→ **GIVEN RECORDS**
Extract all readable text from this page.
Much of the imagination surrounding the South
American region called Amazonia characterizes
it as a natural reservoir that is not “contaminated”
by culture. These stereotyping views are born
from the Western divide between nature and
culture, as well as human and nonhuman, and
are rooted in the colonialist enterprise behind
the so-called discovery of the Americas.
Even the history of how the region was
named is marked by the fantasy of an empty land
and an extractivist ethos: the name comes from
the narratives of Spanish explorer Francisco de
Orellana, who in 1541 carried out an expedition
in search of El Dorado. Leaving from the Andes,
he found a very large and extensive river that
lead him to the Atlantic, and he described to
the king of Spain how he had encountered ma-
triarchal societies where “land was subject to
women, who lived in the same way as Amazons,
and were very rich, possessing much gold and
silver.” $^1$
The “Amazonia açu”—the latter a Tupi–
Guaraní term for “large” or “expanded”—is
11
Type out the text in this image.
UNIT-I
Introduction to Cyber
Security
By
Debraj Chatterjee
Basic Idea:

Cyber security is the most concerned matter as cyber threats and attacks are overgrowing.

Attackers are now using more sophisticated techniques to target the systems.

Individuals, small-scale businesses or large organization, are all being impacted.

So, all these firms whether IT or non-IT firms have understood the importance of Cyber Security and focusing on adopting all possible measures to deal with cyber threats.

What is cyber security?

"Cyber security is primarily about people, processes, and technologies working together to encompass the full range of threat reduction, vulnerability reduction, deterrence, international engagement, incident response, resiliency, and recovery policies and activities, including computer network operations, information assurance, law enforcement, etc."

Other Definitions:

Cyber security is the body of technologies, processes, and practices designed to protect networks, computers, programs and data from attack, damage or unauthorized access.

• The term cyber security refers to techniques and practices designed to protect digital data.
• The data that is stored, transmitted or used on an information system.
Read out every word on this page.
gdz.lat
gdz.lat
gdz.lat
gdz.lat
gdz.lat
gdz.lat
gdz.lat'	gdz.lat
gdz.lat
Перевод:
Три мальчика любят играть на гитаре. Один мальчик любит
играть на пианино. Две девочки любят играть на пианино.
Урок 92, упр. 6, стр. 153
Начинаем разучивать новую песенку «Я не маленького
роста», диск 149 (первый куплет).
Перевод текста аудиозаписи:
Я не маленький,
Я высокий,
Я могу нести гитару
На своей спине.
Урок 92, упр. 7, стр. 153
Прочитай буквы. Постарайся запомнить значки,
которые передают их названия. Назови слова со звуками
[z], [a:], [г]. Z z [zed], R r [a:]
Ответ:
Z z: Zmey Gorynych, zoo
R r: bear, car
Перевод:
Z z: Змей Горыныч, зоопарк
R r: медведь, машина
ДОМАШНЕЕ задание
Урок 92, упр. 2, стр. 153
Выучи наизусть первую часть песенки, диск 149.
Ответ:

→ **WORK TO COMPLETE**
Scan the lines above for "page", then copy every one that has it.

→ **EXERCISE OUTPUT**
Extract all readable text from this page.
Read out every word on this page.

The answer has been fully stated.